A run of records
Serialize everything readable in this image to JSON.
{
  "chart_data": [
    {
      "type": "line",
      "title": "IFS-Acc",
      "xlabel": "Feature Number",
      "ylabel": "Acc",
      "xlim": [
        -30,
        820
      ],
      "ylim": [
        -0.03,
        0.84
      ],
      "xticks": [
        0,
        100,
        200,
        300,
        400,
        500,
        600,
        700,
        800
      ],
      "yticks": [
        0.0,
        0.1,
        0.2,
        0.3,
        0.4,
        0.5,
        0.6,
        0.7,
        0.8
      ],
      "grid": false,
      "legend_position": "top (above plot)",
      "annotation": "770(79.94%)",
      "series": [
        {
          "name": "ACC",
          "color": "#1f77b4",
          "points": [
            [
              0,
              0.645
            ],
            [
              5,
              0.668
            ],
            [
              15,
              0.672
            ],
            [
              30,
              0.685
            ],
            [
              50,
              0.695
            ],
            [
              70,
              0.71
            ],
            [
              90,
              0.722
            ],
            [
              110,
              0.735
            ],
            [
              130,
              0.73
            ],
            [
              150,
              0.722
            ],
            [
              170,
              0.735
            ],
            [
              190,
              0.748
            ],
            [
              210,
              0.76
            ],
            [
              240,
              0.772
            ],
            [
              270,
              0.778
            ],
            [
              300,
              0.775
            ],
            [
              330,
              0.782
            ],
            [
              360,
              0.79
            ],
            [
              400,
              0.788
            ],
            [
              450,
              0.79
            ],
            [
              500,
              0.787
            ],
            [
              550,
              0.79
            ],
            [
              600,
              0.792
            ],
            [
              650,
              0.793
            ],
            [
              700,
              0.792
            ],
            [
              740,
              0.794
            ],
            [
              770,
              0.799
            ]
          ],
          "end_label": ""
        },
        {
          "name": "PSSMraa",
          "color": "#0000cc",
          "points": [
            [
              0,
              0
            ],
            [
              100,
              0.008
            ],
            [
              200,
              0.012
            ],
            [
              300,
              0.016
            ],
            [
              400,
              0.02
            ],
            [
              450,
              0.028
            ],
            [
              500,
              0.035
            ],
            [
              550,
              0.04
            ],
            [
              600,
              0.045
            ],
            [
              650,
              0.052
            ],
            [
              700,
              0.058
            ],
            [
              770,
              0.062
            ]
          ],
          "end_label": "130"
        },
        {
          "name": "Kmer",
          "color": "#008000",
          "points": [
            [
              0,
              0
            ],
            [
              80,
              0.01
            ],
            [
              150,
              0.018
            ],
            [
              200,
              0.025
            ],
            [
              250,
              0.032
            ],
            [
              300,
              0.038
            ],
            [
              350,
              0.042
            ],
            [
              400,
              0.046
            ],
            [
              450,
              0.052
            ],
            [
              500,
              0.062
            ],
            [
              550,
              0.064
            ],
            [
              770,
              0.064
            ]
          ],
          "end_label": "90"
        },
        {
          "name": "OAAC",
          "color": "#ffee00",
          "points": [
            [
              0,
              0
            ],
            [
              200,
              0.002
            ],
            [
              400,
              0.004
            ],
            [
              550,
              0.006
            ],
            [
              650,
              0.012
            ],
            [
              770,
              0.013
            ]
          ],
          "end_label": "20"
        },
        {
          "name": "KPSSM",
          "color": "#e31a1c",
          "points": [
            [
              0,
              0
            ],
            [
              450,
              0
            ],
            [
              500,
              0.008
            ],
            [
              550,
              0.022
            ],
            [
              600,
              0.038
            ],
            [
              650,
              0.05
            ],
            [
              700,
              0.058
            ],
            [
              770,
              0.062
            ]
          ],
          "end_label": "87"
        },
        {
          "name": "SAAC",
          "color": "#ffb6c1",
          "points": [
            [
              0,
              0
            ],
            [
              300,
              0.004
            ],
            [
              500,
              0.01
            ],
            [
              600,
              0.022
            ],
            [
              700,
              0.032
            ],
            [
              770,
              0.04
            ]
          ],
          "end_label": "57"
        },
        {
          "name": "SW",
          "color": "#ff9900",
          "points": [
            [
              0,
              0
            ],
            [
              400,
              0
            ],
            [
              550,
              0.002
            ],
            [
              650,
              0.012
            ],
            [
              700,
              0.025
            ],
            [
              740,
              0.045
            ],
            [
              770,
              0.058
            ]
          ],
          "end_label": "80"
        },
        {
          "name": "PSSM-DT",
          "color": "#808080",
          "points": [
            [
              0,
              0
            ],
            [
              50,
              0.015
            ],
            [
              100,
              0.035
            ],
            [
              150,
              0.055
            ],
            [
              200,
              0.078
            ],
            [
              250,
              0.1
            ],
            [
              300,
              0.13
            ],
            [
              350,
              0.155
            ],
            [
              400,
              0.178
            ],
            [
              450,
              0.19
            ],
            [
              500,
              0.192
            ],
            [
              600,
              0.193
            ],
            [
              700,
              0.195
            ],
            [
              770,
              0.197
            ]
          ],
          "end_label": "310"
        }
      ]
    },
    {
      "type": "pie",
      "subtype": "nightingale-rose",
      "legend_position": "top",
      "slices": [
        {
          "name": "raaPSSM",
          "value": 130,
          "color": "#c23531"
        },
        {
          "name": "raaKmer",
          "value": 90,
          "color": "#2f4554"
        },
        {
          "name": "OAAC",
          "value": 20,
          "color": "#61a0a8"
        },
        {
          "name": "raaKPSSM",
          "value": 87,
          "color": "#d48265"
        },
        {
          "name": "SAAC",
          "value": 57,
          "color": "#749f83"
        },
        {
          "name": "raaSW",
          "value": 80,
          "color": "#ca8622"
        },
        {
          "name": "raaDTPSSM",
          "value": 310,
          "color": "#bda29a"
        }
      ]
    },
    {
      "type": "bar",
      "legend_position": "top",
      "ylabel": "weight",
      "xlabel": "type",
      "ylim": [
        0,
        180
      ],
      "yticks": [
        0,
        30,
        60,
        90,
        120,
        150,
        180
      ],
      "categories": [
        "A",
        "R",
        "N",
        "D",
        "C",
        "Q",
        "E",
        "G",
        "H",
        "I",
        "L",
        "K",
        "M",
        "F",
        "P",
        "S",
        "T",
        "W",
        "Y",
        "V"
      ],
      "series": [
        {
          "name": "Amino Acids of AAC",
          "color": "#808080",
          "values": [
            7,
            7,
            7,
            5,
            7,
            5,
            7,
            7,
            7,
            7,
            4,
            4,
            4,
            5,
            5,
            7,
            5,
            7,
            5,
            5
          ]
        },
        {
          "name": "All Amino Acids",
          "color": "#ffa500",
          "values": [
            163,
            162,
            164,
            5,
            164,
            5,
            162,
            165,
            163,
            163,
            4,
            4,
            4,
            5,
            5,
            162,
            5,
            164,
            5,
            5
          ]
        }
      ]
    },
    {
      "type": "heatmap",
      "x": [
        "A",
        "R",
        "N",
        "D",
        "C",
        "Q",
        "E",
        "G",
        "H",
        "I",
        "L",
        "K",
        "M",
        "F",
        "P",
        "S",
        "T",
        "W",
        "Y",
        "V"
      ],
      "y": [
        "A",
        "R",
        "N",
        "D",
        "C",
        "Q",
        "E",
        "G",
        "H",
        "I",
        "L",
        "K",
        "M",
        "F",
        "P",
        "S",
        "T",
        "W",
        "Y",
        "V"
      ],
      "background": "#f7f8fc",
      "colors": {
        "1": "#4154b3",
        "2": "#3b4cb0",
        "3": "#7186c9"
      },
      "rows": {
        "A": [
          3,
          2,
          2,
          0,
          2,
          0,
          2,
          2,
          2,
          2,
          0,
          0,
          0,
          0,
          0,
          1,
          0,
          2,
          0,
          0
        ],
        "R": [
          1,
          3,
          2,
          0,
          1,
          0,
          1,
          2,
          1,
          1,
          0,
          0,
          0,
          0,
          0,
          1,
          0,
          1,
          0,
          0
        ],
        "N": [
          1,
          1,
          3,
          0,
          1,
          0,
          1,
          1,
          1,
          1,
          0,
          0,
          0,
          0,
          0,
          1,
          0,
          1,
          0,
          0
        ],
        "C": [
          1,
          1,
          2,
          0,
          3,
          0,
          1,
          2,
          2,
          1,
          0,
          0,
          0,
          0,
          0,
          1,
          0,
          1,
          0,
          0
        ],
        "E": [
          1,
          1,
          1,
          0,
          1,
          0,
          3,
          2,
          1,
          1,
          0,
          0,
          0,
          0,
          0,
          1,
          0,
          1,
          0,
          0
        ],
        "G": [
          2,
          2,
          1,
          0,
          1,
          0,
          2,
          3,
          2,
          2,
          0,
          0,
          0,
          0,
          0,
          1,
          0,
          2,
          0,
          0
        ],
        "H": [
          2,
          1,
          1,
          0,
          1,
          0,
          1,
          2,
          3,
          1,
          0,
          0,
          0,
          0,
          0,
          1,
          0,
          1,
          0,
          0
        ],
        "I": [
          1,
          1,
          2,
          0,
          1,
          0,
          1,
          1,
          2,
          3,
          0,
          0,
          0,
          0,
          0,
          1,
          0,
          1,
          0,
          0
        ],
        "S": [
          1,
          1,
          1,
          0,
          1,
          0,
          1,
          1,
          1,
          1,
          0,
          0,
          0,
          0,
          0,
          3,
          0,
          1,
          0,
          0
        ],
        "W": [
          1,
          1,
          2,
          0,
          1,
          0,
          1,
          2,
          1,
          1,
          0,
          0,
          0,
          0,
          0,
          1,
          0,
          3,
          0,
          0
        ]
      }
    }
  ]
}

■ TO DO:
Check each line above for the word "Amino" and copy the ones that have it.

■ CORRECT ANSWER:
          "name": "Amino Acids of AAC",
          "name": "All Amino Acids",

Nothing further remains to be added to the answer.